◆ Set exercise
Return the listing below word for word.

Data entries
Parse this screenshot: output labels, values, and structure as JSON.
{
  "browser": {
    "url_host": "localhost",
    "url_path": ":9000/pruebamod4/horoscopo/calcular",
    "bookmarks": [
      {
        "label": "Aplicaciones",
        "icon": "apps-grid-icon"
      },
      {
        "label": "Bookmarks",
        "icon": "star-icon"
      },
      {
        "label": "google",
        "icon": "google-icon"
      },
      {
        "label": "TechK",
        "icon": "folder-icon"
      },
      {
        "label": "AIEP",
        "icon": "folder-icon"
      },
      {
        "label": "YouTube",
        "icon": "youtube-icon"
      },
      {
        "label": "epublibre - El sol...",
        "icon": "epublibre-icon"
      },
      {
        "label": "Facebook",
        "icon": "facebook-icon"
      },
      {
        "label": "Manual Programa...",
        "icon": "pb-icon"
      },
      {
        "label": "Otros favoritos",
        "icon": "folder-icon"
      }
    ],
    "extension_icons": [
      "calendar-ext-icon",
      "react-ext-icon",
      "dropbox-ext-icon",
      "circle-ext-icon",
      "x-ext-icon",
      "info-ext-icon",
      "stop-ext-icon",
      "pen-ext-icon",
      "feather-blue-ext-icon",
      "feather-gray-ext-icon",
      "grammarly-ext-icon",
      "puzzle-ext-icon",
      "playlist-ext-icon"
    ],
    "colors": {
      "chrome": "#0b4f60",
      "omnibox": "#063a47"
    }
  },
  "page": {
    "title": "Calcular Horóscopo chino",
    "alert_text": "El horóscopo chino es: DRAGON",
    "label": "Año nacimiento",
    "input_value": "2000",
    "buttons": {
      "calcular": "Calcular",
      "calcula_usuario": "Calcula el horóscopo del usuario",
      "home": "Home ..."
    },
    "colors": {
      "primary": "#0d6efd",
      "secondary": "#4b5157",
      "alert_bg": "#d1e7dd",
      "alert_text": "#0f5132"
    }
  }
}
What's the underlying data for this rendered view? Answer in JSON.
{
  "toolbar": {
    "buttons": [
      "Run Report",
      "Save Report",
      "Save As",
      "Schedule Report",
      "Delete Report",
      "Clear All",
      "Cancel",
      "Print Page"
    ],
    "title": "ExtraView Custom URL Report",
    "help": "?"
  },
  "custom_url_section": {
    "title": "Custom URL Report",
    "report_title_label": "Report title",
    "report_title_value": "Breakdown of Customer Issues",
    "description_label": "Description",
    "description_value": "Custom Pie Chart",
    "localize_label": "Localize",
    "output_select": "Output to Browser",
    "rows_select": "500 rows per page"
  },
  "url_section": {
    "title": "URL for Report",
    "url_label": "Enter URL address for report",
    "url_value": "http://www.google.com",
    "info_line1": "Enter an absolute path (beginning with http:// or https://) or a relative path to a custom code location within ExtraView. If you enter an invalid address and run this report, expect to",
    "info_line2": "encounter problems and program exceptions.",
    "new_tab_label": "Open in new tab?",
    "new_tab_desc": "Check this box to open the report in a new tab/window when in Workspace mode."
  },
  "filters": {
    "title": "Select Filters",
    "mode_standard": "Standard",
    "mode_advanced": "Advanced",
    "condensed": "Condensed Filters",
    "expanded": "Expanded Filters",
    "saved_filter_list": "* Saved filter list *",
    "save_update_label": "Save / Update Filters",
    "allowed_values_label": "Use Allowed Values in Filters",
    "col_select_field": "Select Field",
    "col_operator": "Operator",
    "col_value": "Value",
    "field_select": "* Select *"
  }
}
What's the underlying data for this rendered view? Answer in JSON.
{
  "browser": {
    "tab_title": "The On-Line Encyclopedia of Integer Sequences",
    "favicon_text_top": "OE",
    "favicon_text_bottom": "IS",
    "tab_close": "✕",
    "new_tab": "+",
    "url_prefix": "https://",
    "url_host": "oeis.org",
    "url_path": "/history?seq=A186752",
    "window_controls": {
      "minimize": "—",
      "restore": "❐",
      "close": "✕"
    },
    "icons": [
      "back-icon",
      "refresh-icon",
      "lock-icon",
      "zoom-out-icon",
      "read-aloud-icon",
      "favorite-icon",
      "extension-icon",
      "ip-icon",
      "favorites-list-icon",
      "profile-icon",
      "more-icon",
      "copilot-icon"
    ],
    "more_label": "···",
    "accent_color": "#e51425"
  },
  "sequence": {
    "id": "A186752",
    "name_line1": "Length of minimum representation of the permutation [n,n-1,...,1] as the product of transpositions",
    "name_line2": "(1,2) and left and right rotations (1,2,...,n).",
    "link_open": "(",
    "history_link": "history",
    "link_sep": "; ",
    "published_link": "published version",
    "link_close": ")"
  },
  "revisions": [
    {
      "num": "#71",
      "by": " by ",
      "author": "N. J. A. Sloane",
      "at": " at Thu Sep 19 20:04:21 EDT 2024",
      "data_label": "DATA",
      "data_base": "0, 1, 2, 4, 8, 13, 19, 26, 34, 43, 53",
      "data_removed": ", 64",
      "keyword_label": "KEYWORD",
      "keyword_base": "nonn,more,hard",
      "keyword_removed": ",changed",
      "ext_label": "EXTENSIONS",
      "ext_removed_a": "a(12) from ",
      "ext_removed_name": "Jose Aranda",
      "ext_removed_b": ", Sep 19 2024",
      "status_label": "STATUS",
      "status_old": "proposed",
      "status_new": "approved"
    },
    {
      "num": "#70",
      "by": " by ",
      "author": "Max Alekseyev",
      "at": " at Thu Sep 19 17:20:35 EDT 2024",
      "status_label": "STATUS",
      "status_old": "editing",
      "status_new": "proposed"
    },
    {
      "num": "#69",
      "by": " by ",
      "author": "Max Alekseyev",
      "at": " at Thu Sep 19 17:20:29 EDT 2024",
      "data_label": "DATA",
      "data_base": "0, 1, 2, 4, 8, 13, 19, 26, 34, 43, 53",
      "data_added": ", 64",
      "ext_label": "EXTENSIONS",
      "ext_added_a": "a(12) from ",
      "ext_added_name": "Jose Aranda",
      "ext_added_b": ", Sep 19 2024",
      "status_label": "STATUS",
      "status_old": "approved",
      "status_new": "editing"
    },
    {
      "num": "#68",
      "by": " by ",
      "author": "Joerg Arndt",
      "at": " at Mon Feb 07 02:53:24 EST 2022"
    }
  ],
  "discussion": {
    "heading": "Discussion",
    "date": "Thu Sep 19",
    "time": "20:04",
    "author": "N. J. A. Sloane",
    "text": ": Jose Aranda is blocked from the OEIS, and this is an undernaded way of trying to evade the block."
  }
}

◆ The response
Parse this screenshot: output labels, values, and structure as JSON.
{
  "browser": {
    "url_host": "localhost",
    "url_path": ":9000/pruebamod4/horoscopo/calcular",
    "bookmarks": [
      {
        "label": "Aplicaciones",
        "icon": "apps-grid-icon"
      },
      {
        "label": "Bookmarks",
        "icon": "star-icon"
      },
      {
        "label": "google",
        "icon": "google-icon"
      },
      {
        "label": "TechK",
        "icon": "folder-icon"
      },
      {
        "label": "AIEP",
        "icon": "folder-icon"
      },
      {
        "label": "YouTube",
        "icon": "youtube-icon"
      },
      {
        "label": "epublibre - El sol...",
        "icon": "epublibre-icon"
      },
      {
        "label": "Facebook",
        "icon": "facebook-icon"
      },
      {
        "label": "Manual Programa...",
        "icon": "pb-icon"
      },
      {
        "label": "Otros favoritos",
        "icon": "folder-icon"
      }
    ],
    "extension_icons": [
      "calendar-ext-icon",
      "react-ext-icon",
      "dropbox-ext-icon",
      "circle-ext-icon",
      "x-ext-icon",
      "info-ext-icon",
      "stop-ext-icon",
      "pen-ext-icon",
      "feather-blue-ext-icon",
      "feather-gray-ext-icon",
      "grammarly-ext-icon",
      "puzzle-ext-icon",
      "playlist-ext-icon"
    ],
    "colors": {
      "chrome": "#0b4f60",
      "omnibox": "#063a47"
    }
  },
  "page": {
    "title": "Calcular Horóscopo chino",
    "alert_text": "El horóscopo chino es: DRAGON",
    "label": "Año nacimiento",
    "input_value": "2000",
    "buttons": {
      "calcular": "Calcular",
      "calcula_usuario": "Calcula el horóscopo del usuario",
      "home": "Home ..."
    },
    "colors": {
      "primary": "#0d6efd",
      "secondary": "#4b5157",
      "alert_bg": "#d1e7dd",
      "alert_text": "#0f5132"
    }
  }
}
What's the underlying data for this rendered view? Answer in JSON.
{
  "toolbar": {
    "buttons": [
      "Run Report",
      "Save Report",
      "Save As",
      "Schedule Report",
      "Delete Report",
      "Clear All",
      "Cancel",
      "Print Page"
    ],
    "title": "ExtraView Custom URL Report",
    "help": "?"
  },
  "custom_url_section": {
    "title": "Custom URL Report",
    "report_title_label": "Report title",
    "report_title_value": "Breakdown of Customer Issues",
    "description_label": "Description",
    "description_value": "Custom Pie Chart",
    "localize_label": "Localize",
    "output_select": "Output to Browser",
    "rows_select": "500 rows per page"
  },
  "url_section": {
    "title": "URL for Report",
    "url_label": "Enter URL address for report",
    "url_value": "http://www.google.com",
    "info_line1": "Enter an absolute path (beginning with http:// or https://) or a relative path to a custom code location within ExtraView. If you enter an invalid address and run this report, expect to",
    "info_line2": "encounter problems and program exceptions.",
    "new_tab_label": "Open in new tab?",
    "new_tab_desc": "Check this box to open the report in a new tab/window when in Workspace mode."
  },
  "filters": {
    "title": "Select Filters",
    "mode_standard": "Standard",
    "mode_advanced": "Advanced",
    "condensed": "Condensed Filters",
    "expanded": "Expanded Filters",
    "saved_filter_list": "* Saved filter list *",
    "save_update_label": "Save / Update Filters",
    "allowed_values_label": "Use Allowed Values in Filters",
    "col_select_field": "Select Field",
    "col_operator": "Operator",
    "col_value": "Value",
    "field_select": "* Select *"
  }
}
What's the underlying data for this rendered view? Answer in JSON.
{
  "browser": {
    "tab_title": "The On-Line Encyclopedia of Integer Sequences",
    "favicon_text_top": "OE",
    "favicon_text_bottom": "IS",
    "tab_close": "✕",
    "new_tab": "+",
    "url_prefix": "https://",
    "url_host": "oeis.org",
    "url_path": "/history?seq=A186752",
    "window_controls": {
      "minimize": "—",
      "restore": "❐",
      "close": "✕"
    },
    "icons": [
      "back-icon",
      "refresh-icon",
      "lock-icon",
      "zoom-out-icon",
      "read-aloud-icon",
      "favorite-icon",
      "extension-icon",
      "ip-icon",
      "favorites-list-icon",
      "profile-icon",
      "more-icon",
      "copilot-icon"
    ],
    "more_label": "···",
    "accent_color": "#e51425"
  },
  "sequence": {
    "id": "A186752",
    "name_line1": "Length of minimum representation of the permutation [n,n-1,...,1] as the product of transpositions",
    "name_line2": "(1,2) and left and right rotations (1,2,...,n).",
    "link_open": "(",
    "history_link": "history",
    "link_sep": "; ",
    "published_link": "published version",
    "link_close": ")"
  },
  "revisions": [
    {
      "num": "#71",
      "by": " by ",
      "author": "N. J. A. Sloane",
      "at": " at Thu Sep 19 20:04:21 EDT 2024",
      "data_label": "DATA",
      "data_base": "0, 1, 2, 4, 8, 13, 19, 26, 34, 43, 53",
      "data_removed": ", 64",
      "keyword_label": "KEYWORD",
      "keyword_base": "nonn,more,hard",
      "keyword_removed": ",changed",
      "ext_label": "EXTENSIONS",
      "ext_removed_a": "a(12) from ",
      "ext_removed_name": "Jose Aranda",
      "ext_removed_b": ", Sep 19 2024",
      "status_label": "STATUS",
      "status_old": "proposed",
      "status_new": "approved"
    },
    {
      "num": "#70",
      "by": " by ",
      "author": "Max Alekseyev",
      "at": " at Thu Sep 19 17:20:35 EDT 2024",
      "status_label": "STATUS",
      "status_old": "editing",
      "status_new": "proposed"
    },
    {
      "num": "#69",
      "by": " by ",
      "author": "Max Alekseyev",
      "at": " at Thu Sep 19 17:20:29 EDT 2024",
      "data_label": "DATA",
      "data_base": "0, 1, 2, 4, 8, 13, 19, 26, 34, 43, 53",
      "data_added": ", 64",
      "ext_label": "EXTENSIONS",
      "ext_added_a": "a(12) from ",
      "ext_added_name": "Jose Aranda",
      "ext_added_b": ", Sep 19 2024",
      "status_label": "STATUS",
      "status_old": "approved",
      "status_new": "editing"
    },
    {
      "num": "#68",
      "by": " by ",
      "author": "Joerg Arndt",
      "at": " at Mon Feb 07 02:53:24 EST 2022"
    }
  ],
  "discussion": {
    "heading": "Discussion",
    "date": "Thu Sep 19",
    "time": "20:04",
    "author": "N. J. A. Sloane",
    "text": ": Jose Aranda is blocked from the OEIS, and this is an undernaded way of trying to evade the block."
  }
}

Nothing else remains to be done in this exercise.